_Objective:_ Take the listing and print it in full, exactly as given.

>> BEGIN Given records

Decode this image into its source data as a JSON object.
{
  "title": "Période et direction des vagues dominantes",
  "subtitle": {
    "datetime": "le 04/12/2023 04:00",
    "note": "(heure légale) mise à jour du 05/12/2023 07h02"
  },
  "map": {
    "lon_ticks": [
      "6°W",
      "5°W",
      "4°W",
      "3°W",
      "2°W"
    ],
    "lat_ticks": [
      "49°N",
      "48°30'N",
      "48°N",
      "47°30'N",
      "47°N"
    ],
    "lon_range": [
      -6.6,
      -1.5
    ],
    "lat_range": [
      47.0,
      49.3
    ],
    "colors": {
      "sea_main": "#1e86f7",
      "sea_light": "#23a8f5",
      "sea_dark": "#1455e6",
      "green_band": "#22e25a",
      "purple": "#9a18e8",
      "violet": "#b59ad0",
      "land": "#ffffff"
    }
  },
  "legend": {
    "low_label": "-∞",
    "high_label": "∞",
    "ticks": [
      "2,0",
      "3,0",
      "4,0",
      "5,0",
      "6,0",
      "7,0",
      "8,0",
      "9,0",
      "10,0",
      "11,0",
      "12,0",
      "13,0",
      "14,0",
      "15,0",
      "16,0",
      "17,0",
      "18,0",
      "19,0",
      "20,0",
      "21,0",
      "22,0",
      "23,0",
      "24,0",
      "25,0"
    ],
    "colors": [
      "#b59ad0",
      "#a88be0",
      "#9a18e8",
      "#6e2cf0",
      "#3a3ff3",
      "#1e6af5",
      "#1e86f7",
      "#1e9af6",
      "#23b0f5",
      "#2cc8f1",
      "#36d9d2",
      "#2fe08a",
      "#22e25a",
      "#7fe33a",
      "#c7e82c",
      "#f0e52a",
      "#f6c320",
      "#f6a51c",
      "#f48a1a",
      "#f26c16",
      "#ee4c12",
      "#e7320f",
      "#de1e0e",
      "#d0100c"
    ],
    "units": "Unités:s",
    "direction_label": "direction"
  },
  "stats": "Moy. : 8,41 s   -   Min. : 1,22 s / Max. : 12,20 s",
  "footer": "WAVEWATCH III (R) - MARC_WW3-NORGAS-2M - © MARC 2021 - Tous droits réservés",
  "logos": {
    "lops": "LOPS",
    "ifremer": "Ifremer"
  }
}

>> END Given records

_Exercise response:_
Decode this image into its source data as a JSON object.
{
  "title": "Période et direction des vagues dominantes",
  "subtitle": {
    "datetime": "le 04/12/2023 04:00",
    "note": "(heure légale) mise à jour du 05/12/2023 07h02"
  },
  "map": {
    "lon_ticks": [
      "6°W",
      "5°W",
      "4°W",
      "3°W",
      "2°W"
    ],
    "lat_ticks": [
      "49°N",
      "48°30'N",
      "48°N",
      "47°30'N",
      "47°N"
    ],
    "lon_range": [
      -6.6,
      -1.5
    ],
    "lat_range": [
      47.0,
      49.3
    ],
    "colors": {
      "sea_main": "#1e86f7",
      "sea_light": "#23a8f5",
      "sea_dark": "#1455e6",
      "green_band": "#22e25a",
      "purple": "#9a18e8",
      "violet": "#b59ad0",
      "land": "#ffffff"
    }
  },
  "legend": {
    "low_label": "-∞",
    "high_label": "∞",
    "ticks": [
      "2,0",
      "3,0",
      "4,0",
      "5,0",
      "6,0",
      "7,0",
      "8,0",
      "9,0",
      "10,0",
      "11,0",
      "12,0",
      "13,0",
      "14,0",
      "15,0",
      "16,0",
      "17,0",
      "18,0",
      "19,0",
      "20,0",
      "21,0",
      "22,0",
      "23,0",
      "24,0",
      "25,0"
    ],
    "colors": [
      "#b59ad0",
      "#a88be0",
      "#9a18e8",
      "#6e2cf0",
      "#3a3ff3",
      "#1e6af5",
      "#1e86f7",
      "#1e9af6",
      "#23b0f5",
      "#2cc8f1",
      "#36d9d2",
      "#2fe08a",
      "#22e25a",
      "#7fe33a",
      "#c7e82c",
      "#f0e52a",
      "#f6c320",
      "#f6a51c",
      "#f48a1a",
      "#f26c16",
      "#ee4c12",
      "#e7320f",
      "#de1e0e",
      "#d0100c"
    ],
    "units": "Unités:s",
    "direction_label": "direction"
  },
  "stats": "Moy. : 8,41 s   -   Min. : 1,22 s / Max. : 12,20 s",
  "footer": "WAVEWATCH III (R) - MARC_WW3-NORGAS-2M - © MARC 2021 - Tous droits réservés",
  "logos": {
    "lops": "LOPS",
    "ifremer": "Ifremer"
  }
}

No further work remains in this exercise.